◆ Written instruction: Transcribe word for word the passage of the smoke detector text that begins with the words containing "Description" and ends with "1 foot long.".

======== Text to read

Smoke detector with photo-responsive means for increasing the sensitivity during darkness

Abstract

A particle detector which during periods of high ambient light is responsive to a particle concentration of a predetermined value to provide an output signal and during periods of low ambient light, is responsive to a substantially lesser particle concentration to sound an alarm.

Description

BACKGROUND OF THE INVENTION

Smoke detectors of various types such as ionization and photo-electric are finding increasing use in both residential and industrial structures. These detectors are responsive to a predetermined concentration of smoke to provide an output signal to sound an alarm. For example, one type of detector, utilizing light reflected from smoke particles, onto a photo-responsive device, has circuit parameters such that an alarm is sounded when the smoke concentration reaches a density that will obscure between 1% and 2% of the light in a column of smoke 1 foot long.

Smoldering fires often take considerable time to produce a smoke concentration of 1%, and it would be desirable to have the alarm actuated at a lesser concentration, for example 0.2% to 0.4%. However, a smoke detector with such a low sensitivity is subject to false alarms from various causes, such as tobacco smoke, cooking smoke, dust, and industrial fumes.

================
======== Dataset extract

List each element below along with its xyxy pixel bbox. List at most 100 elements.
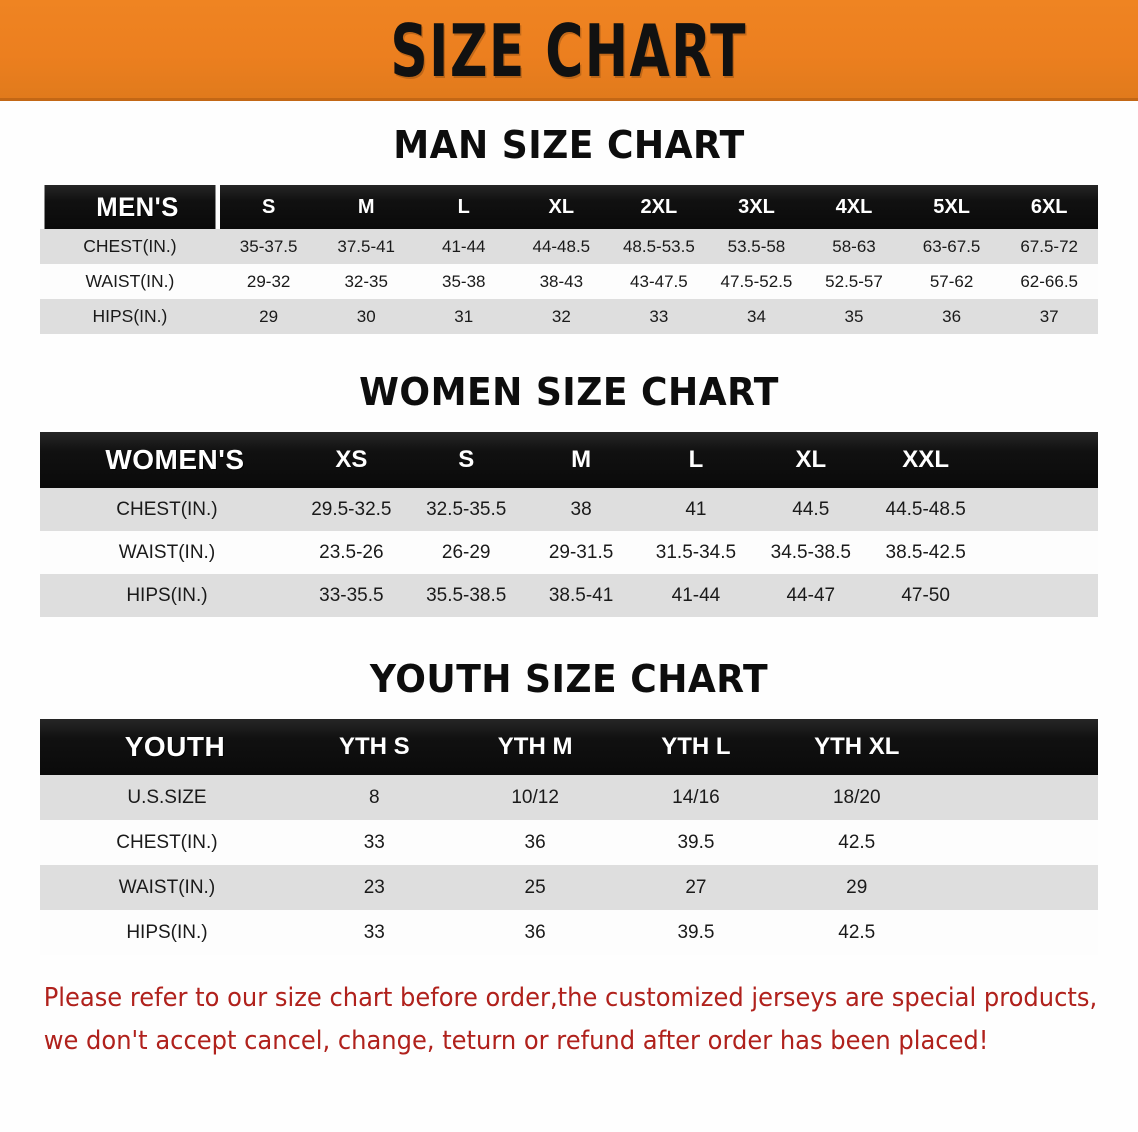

================

◆ Answer to this problem:
Description

BACKGROUND OF THE INVENTION

Smoke detectors of various types such as ionization and photo-electric are finding increasing use in both residential and industrial structures. These detectors are responsive to a predetermined concentration of smoke to provide an output signal to sound an alarm. For example, one type of detector, utilizing light reflected from smoke particles, onto a photo-responsive device, has circuit parameters such that an alarm is sounded when the smoke concentration reaches a density that will obscure between 1% and 2% of the light in a column of smoke 1 foot long.